§ **GOAL**: Identify all lines of the data containing the string "модель" and copy them.

Stored data
-- BEGIN --
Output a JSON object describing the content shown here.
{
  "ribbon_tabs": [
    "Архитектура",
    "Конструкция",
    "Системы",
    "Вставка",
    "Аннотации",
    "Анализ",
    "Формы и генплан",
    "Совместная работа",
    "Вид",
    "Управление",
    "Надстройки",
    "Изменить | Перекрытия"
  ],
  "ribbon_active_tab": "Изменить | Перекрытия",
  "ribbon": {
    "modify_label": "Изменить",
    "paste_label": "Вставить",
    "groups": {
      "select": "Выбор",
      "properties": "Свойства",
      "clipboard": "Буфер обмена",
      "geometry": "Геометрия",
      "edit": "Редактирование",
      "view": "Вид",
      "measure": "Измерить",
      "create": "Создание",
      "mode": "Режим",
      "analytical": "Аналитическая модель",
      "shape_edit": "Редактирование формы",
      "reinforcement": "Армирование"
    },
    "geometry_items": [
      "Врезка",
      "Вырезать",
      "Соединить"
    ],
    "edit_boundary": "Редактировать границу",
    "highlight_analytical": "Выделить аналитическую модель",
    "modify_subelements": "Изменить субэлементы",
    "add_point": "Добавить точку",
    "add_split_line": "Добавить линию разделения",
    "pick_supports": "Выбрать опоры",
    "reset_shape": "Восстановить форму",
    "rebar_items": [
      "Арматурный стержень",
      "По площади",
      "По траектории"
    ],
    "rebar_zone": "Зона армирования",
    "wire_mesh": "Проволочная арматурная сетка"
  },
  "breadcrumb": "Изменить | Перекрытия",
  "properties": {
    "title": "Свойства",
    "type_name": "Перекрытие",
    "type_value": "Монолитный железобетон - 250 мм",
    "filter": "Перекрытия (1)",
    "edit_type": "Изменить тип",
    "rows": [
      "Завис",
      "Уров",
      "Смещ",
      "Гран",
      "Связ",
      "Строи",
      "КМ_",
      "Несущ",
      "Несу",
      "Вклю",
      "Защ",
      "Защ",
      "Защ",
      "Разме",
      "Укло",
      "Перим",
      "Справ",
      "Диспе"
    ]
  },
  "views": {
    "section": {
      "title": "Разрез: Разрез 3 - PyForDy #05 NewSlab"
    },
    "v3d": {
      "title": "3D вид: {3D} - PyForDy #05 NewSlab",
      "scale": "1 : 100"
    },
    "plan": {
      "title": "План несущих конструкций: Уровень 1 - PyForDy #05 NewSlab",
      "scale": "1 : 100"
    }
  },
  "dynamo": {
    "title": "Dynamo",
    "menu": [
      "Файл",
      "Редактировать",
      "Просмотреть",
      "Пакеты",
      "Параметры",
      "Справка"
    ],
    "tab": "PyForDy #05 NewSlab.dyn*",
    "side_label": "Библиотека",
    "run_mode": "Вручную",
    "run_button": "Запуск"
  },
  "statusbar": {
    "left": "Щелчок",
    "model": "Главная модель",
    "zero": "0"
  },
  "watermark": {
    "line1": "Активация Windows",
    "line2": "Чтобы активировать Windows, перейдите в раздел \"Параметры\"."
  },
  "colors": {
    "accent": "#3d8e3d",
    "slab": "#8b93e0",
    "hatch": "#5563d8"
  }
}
-- END --
§ **ANSWER TO THE EXERCISE**:
      "analytical": "Аналитическая модель",
    "highlight_analytical": "Выделить аналитическую модель",
    "model": "Главная модель",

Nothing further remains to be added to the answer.